MATERIAL PROVIDED:

#####

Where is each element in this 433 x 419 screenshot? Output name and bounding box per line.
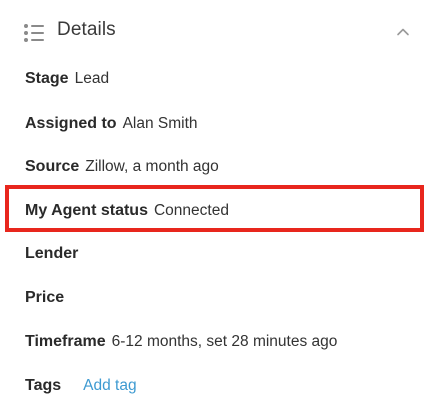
chevron-up-icon[interactable] — [396, 25, 410, 39]
field-label: Assigned to — [25, 115, 117, 132]
field-value: Lead — [74, 70, 110, 87]
field-label: Timeframe — [25, 333, 106, 350]
field-label: Tags — [25, 377, 62, 394]
details-panel: Details Stage Lead Assigned to Alan Smith … — [0, 0, 433, 419]
field-label: Lender — [25, 245, 79, 262]
field-timeframe: Timeframe 6-12 months, set 28 minutes ago — [25, 332, 337, 352]
field-assigned-to: Assigned to Alan Smith — [25, 114, 198, 134]
add-tag-link[interactable]: Add tag — [83, 377, 136, 394]
field-label: Price — [25, 289, 65, 306]
field-value: 6-12 months, set 28 minutes ago — [111, 333, 338, 350]
field-label: Stage — [25, 70, 69, 87]
field-tags: Tags Add tag — [25, 376, 137, 396]
list-icon — [24, 24, 44, 42]
field-value: Zillow, a month ago — [85, 158, 219, 175]
field-stage: Stage Lead — [25, 69, 109, 89]
field-value: Alan Smith — [122, 115, 198, 132]
details-title: Details — [57, 19, 116, 40]
field-lender: Lender — [25, 244, 84, 264]
field-source: Source Zillow, a month ago — [25, 157, 219, 177]
details-header[interactable]: Details — [0, 10, 433, 54]
field-label: Source — [25, 158, 80, 175]
highlight-box — [5, 185, 424, 232]
field-price: Price — [25, 288, 70, 308]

#####

WORK TO DO: Update the entries starting at "chevron-up-icon[interactable] — [396, 25, 410, 39]" and ending at "list-icon — [24, 24, 44, 42]" by replacing "Add tag" with "New tag" and leaving everything else as it is.

ANSWER TO THE EXERCISE:
chevron-up-icon[interactable] — [396, 25, 410, 39]
field-label: Assigned to — [25, 115, 117, 132]
field-value: Lead — [74, 70, 110, 87]
field-label: Timeframe — [25, 333, 106, 350]
field-label: Tags — [25, 377, 62, 394]
details-panel: Details Stage Lead Assigned to Alan Smith … — [0, 0, 433, 419]
field-label: Lender — [25, 245, 79, 262]
field-timeframe: Timeframe 6-12 months, set 28 minutes ago — [25, 332, 337, 352]
field-assigned-to: Assigned to Alan Smith — [25, 114, 198, 134]
add-tag-link[interactable]: New tag — [83, 377, 136, 394]
field-label: Price — [25, 289, 65, 306]
field-value: 6-12 months, set 28 minutes ago — [111, 333, 338, 350]
field-label: Stage — [25, 70, 69, 87]
field-tags: Tags New tag — [25, 376, 137, 396]
list-icon — [24, 24, 44, 42]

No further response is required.